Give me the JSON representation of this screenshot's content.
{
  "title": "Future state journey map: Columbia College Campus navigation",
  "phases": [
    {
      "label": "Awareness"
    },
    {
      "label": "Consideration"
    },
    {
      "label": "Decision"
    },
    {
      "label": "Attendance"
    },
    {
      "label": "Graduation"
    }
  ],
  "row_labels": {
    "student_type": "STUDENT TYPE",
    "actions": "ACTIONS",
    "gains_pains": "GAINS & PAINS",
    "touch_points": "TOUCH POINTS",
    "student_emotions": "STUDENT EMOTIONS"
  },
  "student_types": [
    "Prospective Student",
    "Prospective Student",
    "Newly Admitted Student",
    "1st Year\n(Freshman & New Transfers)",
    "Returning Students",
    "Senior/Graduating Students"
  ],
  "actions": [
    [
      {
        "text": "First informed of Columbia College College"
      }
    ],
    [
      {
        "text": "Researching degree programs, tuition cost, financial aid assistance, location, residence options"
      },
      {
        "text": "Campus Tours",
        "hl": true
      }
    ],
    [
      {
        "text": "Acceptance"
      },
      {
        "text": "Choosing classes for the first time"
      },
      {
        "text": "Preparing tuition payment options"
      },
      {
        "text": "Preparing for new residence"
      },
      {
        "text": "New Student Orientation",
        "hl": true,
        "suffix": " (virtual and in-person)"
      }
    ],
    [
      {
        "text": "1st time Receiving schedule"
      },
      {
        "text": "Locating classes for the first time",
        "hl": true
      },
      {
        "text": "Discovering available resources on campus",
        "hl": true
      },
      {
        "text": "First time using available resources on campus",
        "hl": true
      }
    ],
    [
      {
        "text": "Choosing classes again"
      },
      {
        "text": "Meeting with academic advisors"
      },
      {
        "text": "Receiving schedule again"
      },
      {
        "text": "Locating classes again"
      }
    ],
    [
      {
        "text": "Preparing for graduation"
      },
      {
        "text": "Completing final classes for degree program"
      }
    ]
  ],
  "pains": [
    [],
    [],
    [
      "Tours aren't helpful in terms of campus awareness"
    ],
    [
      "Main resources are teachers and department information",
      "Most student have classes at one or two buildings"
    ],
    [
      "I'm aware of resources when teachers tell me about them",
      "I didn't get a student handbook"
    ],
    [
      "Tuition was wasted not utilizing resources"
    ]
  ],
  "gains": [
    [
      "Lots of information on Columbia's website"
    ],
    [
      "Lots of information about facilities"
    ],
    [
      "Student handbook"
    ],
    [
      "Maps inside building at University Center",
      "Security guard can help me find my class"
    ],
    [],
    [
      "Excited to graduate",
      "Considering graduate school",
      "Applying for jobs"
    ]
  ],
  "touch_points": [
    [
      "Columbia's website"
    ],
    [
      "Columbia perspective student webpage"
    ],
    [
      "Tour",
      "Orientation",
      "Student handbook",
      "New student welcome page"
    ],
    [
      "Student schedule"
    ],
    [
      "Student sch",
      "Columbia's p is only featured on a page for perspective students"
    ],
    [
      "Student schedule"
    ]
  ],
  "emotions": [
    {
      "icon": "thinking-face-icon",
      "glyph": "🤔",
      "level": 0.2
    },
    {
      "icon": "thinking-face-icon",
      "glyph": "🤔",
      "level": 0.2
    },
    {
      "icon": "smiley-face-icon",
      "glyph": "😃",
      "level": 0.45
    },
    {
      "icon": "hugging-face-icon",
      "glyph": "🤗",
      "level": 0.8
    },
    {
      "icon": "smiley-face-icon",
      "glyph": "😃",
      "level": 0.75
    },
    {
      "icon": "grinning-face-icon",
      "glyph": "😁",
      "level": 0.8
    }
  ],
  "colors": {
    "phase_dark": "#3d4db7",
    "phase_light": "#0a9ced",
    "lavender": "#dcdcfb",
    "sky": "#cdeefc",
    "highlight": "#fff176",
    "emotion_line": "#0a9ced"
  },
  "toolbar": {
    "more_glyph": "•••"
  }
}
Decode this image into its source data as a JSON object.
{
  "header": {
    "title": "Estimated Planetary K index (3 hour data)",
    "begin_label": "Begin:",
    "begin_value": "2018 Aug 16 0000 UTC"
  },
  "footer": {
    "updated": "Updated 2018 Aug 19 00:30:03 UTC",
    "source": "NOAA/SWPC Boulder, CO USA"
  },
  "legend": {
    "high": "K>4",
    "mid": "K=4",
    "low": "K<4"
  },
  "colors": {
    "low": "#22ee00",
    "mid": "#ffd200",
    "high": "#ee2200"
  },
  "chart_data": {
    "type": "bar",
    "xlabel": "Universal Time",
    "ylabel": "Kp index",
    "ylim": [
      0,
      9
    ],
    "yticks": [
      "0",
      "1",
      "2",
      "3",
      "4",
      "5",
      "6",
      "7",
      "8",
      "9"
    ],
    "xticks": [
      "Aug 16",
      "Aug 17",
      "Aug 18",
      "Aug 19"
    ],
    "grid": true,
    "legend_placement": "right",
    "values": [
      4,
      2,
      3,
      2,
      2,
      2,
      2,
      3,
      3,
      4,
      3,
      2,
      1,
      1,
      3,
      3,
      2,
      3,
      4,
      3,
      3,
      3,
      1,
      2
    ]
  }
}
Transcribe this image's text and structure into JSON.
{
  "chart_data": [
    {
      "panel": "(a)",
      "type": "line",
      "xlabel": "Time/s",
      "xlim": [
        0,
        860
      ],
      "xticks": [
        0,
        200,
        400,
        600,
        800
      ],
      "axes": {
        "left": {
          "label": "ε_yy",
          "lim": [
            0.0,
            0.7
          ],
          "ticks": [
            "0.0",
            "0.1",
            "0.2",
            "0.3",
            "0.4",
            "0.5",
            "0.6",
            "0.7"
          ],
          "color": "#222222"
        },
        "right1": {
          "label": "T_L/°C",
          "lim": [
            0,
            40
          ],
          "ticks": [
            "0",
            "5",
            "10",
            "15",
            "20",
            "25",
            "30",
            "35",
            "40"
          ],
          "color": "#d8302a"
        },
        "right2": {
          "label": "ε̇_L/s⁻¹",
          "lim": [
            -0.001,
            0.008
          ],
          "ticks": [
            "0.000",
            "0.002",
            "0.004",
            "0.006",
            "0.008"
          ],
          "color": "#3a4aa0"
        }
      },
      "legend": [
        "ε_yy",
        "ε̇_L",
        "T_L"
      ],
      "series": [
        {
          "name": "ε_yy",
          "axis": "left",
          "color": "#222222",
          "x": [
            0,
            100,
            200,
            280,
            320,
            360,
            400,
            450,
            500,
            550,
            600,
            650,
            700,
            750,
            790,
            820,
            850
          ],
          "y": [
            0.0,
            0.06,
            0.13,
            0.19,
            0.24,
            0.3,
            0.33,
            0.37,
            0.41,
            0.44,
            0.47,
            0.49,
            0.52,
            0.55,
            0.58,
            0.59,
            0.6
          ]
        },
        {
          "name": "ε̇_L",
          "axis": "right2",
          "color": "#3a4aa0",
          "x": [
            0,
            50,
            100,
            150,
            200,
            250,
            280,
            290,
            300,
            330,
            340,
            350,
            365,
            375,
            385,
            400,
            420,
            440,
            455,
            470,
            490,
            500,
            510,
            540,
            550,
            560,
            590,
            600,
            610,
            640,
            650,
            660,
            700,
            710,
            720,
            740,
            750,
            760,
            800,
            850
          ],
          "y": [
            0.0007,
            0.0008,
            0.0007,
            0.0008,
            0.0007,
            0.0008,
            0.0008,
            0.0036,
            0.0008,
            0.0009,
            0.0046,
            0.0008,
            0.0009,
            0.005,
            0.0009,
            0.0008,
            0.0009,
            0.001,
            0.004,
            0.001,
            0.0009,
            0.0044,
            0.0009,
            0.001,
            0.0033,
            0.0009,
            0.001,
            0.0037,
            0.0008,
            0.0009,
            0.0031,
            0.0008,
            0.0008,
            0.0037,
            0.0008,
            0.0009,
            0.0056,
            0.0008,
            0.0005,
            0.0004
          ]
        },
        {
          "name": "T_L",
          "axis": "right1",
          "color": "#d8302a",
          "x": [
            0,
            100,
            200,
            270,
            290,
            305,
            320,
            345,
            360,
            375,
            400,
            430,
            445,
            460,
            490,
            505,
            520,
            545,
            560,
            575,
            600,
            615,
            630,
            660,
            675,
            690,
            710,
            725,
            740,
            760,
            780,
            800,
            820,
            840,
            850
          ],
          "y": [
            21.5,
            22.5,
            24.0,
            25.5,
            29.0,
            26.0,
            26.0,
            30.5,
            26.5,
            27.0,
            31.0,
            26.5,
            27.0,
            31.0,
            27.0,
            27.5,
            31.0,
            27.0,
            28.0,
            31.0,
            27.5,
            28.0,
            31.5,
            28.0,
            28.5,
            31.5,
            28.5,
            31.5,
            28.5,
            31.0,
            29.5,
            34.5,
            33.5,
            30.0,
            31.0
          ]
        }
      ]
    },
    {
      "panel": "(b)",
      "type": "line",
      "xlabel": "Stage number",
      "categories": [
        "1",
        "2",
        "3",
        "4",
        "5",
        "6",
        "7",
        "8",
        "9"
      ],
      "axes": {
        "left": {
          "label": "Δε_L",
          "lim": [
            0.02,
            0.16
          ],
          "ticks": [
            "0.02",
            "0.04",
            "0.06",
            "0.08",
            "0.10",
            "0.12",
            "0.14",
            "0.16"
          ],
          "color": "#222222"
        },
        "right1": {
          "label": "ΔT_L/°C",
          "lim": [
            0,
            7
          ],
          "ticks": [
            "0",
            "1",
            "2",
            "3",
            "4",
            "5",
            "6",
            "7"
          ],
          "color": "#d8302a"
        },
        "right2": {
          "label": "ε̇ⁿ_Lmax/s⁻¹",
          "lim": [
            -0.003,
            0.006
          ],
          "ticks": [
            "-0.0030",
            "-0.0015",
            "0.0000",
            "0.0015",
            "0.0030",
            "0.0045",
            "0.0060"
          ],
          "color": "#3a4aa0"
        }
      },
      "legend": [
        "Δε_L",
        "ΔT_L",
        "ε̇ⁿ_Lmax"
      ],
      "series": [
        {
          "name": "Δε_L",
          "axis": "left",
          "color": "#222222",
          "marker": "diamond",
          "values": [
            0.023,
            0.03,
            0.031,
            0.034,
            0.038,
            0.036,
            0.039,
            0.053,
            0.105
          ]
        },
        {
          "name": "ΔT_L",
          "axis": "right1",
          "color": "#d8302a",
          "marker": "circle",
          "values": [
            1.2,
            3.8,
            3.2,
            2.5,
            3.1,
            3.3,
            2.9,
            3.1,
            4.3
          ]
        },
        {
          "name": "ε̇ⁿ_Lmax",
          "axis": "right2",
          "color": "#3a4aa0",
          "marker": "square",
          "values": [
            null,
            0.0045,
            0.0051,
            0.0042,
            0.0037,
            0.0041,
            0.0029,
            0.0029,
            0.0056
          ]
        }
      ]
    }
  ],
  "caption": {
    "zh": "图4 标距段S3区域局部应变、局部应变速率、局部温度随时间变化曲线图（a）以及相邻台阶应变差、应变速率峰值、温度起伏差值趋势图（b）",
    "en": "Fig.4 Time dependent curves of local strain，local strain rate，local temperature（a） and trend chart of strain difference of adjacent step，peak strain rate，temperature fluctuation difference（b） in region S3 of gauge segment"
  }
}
================
**Stated problem**.
Identify the lines above that contain the word "Preparing", then copy them.

**Response to the task**.
        "text": "Preparing tuition payment options"
        "text": "Preparing for new residence"
        "text": "Preparing for graduation"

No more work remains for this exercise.